─── INPUT FOR THIS TASK ───
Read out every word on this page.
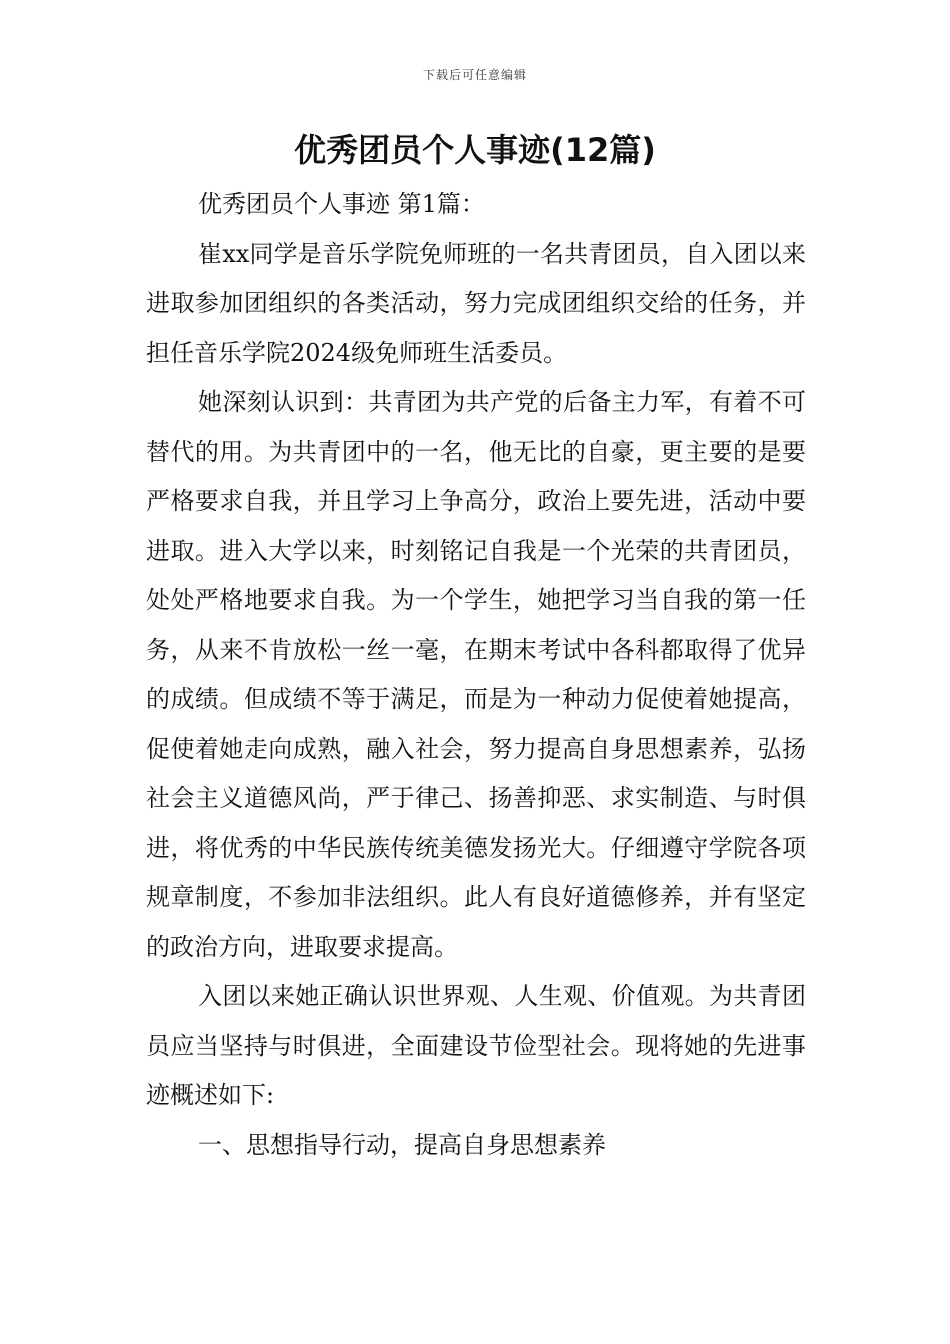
下载后可任意编辑
优秀团员个人事迹(12篇)

优秀团员个人事迹 第1篇：

崔xx同学是音乐学院免师班的一名共青团员，自入团以来进取参加团组织的各类活动，努力完成团组织交给的任务，并担任音乐学院2024级免师班生活委员。

她深刻认识到：共青团为共产党的后备主力军，有着不可替代的用。为共青团中的一名，他无比的自豪，更主要的是要严格要求自我，并且学习上争高分，政治上要先进，活动中要进取。进入大学以来，时刻铭记自我是一个光荣的共青团员，处处严格地要求自我。为一个学生，她把学习当自我的第一任务，从来不肯放松一丝一毫，在期末考试中各科都取得了优异的成绩。但成绩不等于满足，而是为一种动力促使着她提高，促使着她走向成熟，融入社会，努力提高自身思想素养，弘扬社会主义道德风尚，严于律己、扬善抑恶、求实制造、与时俱进，将优秀的中华民族传统美德发扬光大。仔细遵守学院各项规章制度，不参加非法组织。此人有良好道德修养，并有坚定的政治方向，进取要求提高。

入团以来她正确认识世界观、人生观、价值观。为共青团员应当坚持与时俱进，全面建设节俭型社会。现将她的先进事迹概述如下:

一、思想指导行动，提高自身思想素养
───
GOAL: Reproduce the full listing above verbatim, with no pictures included.

TASK OUTPUT:
Read out every word on this page.
下载后可任意编辑
优秀团员个人事迹(12篇)

优秀团员个人事迹 第1篇：

崔xx同学是音乐学院免师班的一名共青团员，自入团以来进取参加团组织的各类活动，努力完成团组织交给的任务，并担任音乐学院2024级免师班生活委员。

她深刻认识到：共青团为共产党的后备主力军，有着不可替代的用。为共青团中的一名，他无比的自豪，更主要的是要严格要求自我，并且学习上争高分，政治上要先进，活动中要进取。进入大学以来，时刻铭记自我是一个光荣的共青团员，处处严格地要求自我。为一个学生，她把学习当自我的第一任务，从来不肯放松一丝一毫，在期末考试中各科都取得了优异的成绩。但成绩不等于满足，而是为一种动力促使着她提高，促使着她走向成熟，融入社会，努力提高自身思想素养，弘扬社会主义道德风尚，严于律己、扬善抑恶、求实制造、与时俱进，将优秀的中华民族传统美德发扬光大。仔细遵守学院各项规章制度，不参加非法组织。此人有良好道德修养，并有坚定的政治方向，进取要求提高。

入团以来她正确认识世界观、人生观、价值观。为共青团员应当坚持与时俱进，全面建设节俭型社会。现将她的先进事迹概述如下:

一、思想指导行动，提高自身思想素养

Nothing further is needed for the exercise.